▶ [Exercise goal] Omit every picture and write out the rest of the records exactly.

┌──

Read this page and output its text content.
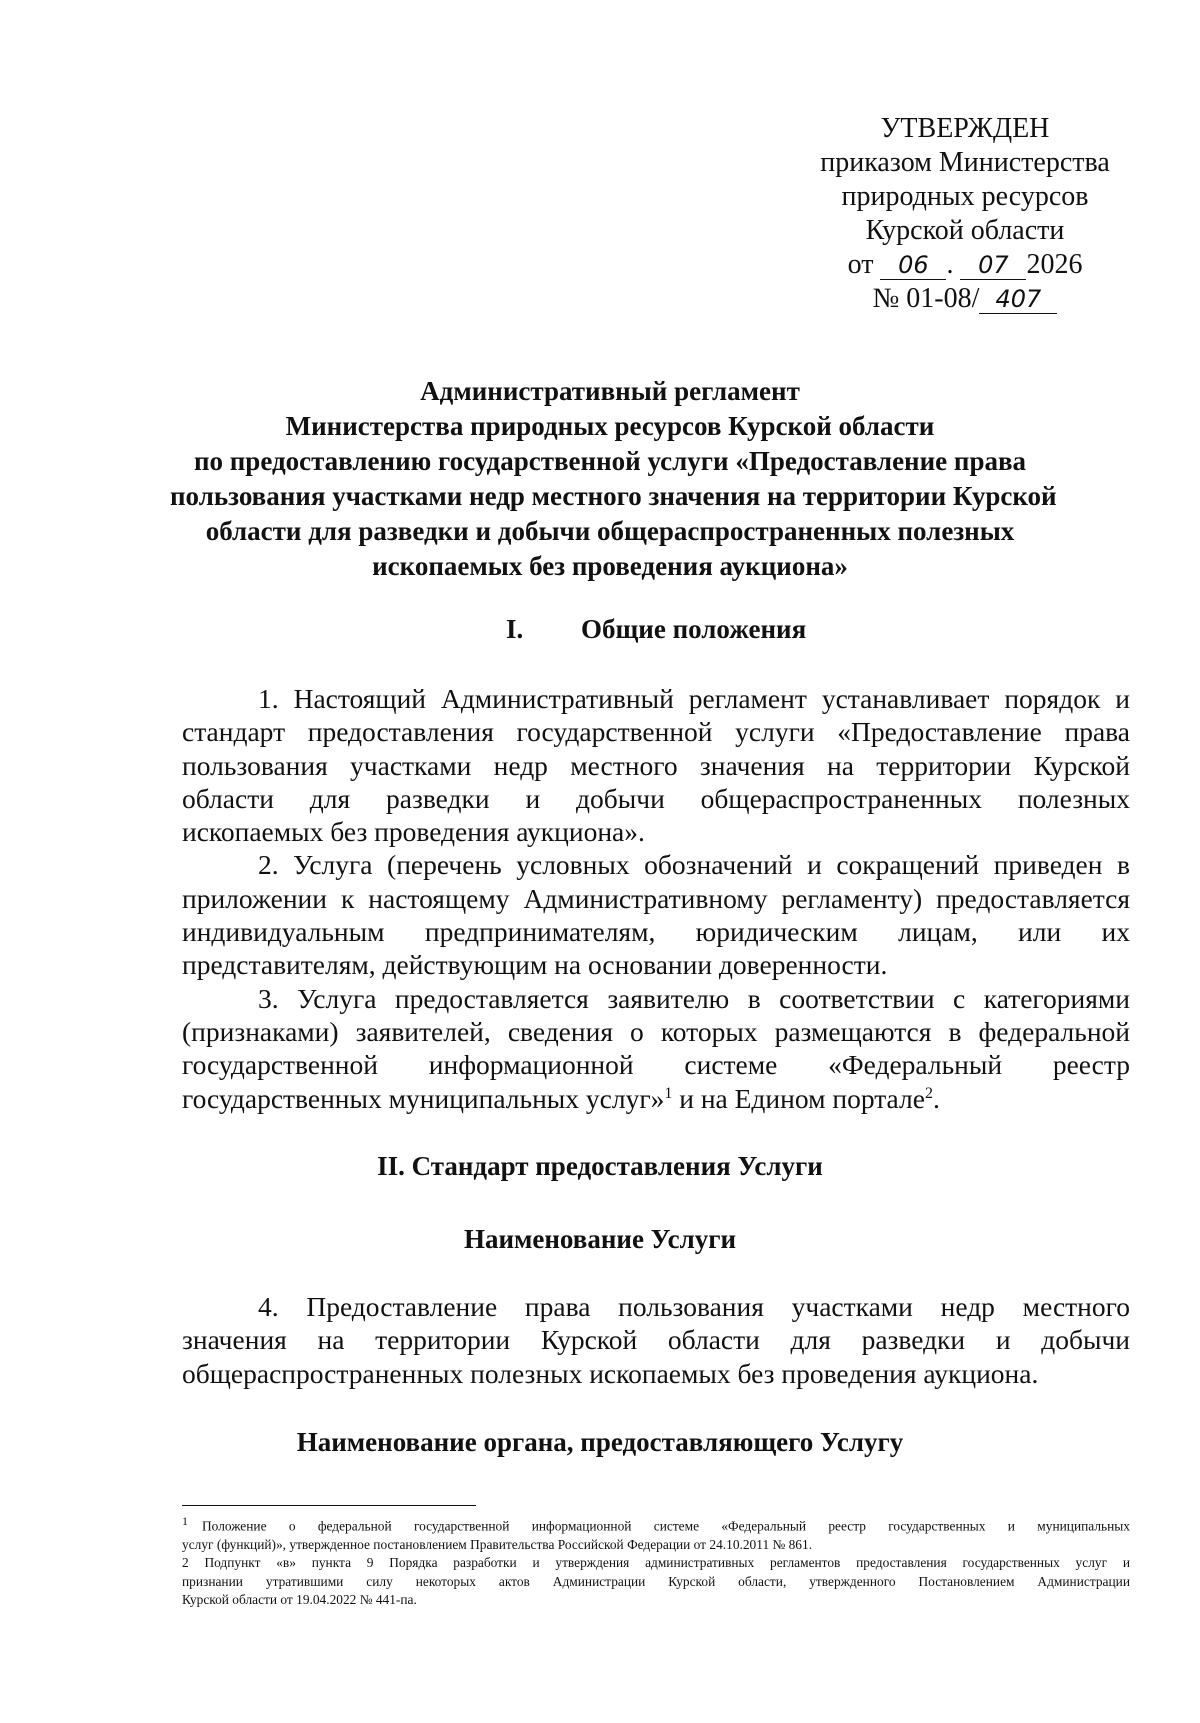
УТВЕРЖДЕН
приказом Министерства
природных ресурсов
Курской области
от 06 . 07 2026
№ 01-08/ 407
Административный регламент
Министерства природных ресурсов Курской области
по предоставлению государственной услуги «Предоставление права
пользования участками недр местного значения на территории Курской
области для разведки и добычи общераспространенных полезных
ископаемых без проведения аукциона»
I. Общие положения
1. Настоящий Административный регламент устанавливает порядок и
стандарт предоставления государственной услуги «Предоставление права
пользования участками недр местного значения на территории Курской
области для разведки и добычи общераспространенных полезных
ископаемых без проведения аукциона».
2. Услуга (перечень условных обозначений и сокращений приведен в
приложении к настоящему Административному регламенту) предоставляется
индивидуальным предпринимателям, юридическим лицам, или их
представителям, действующим на основании доверенности.
3. Услуга предоставляется заявителю в соответствии с категориями
(признаками) заявителей, сведения о которых размещаются в федеральной
государственной информационной системе «Федеральный реестр
государственных муниципальных услуг»$^1$ и на Едином портале$^2$.
II. Стандарт предоставления Услуги
Наименование Услуги
4. Предоставление права пользования участками недр местного
значения на территории Курской области для разведки и добычи
общераспространенных полезных ископаемых без проведения аукциона.
Наименование органа, предоставляющего Услугу
1 Положение о федеральной государственной информационной системе «Федеральный реестр государственных и муниципальных
услуг (функций)», утвержденное постановлением Правительства Российской Федерации от 24.10.2011 № 861.
2 Подпункт «в» пункта 9 Порядка разработки и утверждения административных регламентов предоставления государственных услуг и
признании утратившими силу некоторых актов Администрации Курской области, утвержденного Постановлением Администрации
Курской области от 19.04.2022 № 441-па.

└──

▶ [Complete answer]
Read this page and output its text content.
УТВЕРЖДЕН
приказом Министерства
природных ресурсов
Курской области
от 06 . 07 2026
№ 01-08/ 407
Административный регламент
Министерства природных ресурсов Курской области
по предоставлению государственной услуги «Предоставление права
пользования участками недр местного значения на территории Курской
области для разведки и добычи общераспространенных полезных
ископаемых без проведения аукциона»
I. Общие положения
1. Настоящий Административный регламент устанавливает порядок и
стандарт предоставления государственной услуги «Предоставление права
пользования участками недр местного значения на территории Курской
области для разведки и добычи общераспространенных полезных
ископаемых без проведения аукциона».
2. Услуга (перечень условных обозначений и сокращений приведен в
приложении к настоящему Административному регламенту) предоставляется
индивидуальным предпринимателям, юридическим лицам, или их
представителям, действующим на основании доверенности.
3. Услуга предоставляется заявителю в соответствии с категориями
(признаками) заявителей, сведения о которых размещаются в федеральной
государственной информационной системе «Федеральный реестр
государственных муниципальных услуг»$^1$ и на Едином портале$^2$.
II. Стандарт предоставления Услуги
Наименование Услуги
4. Предоставление права пользования участками недр местного
значения на территории Курской области для разведки и добычи
общераспространенных полезных ископаемых без проведения аукциона.
Наименование органа, предоставляющего Услугу
1 Положение о федеральной государственной информационной системе «Федеральный реестр государственных и муниципальных
услуг (функций)», утвержденное постановлением Правительства Российской Федерации от 24.10.2011 № 861.
2 Подпункт «в» пункта 9 Порядка разработки и утверждения административных регламентов предоставления государственных услуг и
признании утратившими силу некоторых актов Администрации Курской области, утвержденного Постановлением Администрации
Курской области от 19.04.2022 № 441-па.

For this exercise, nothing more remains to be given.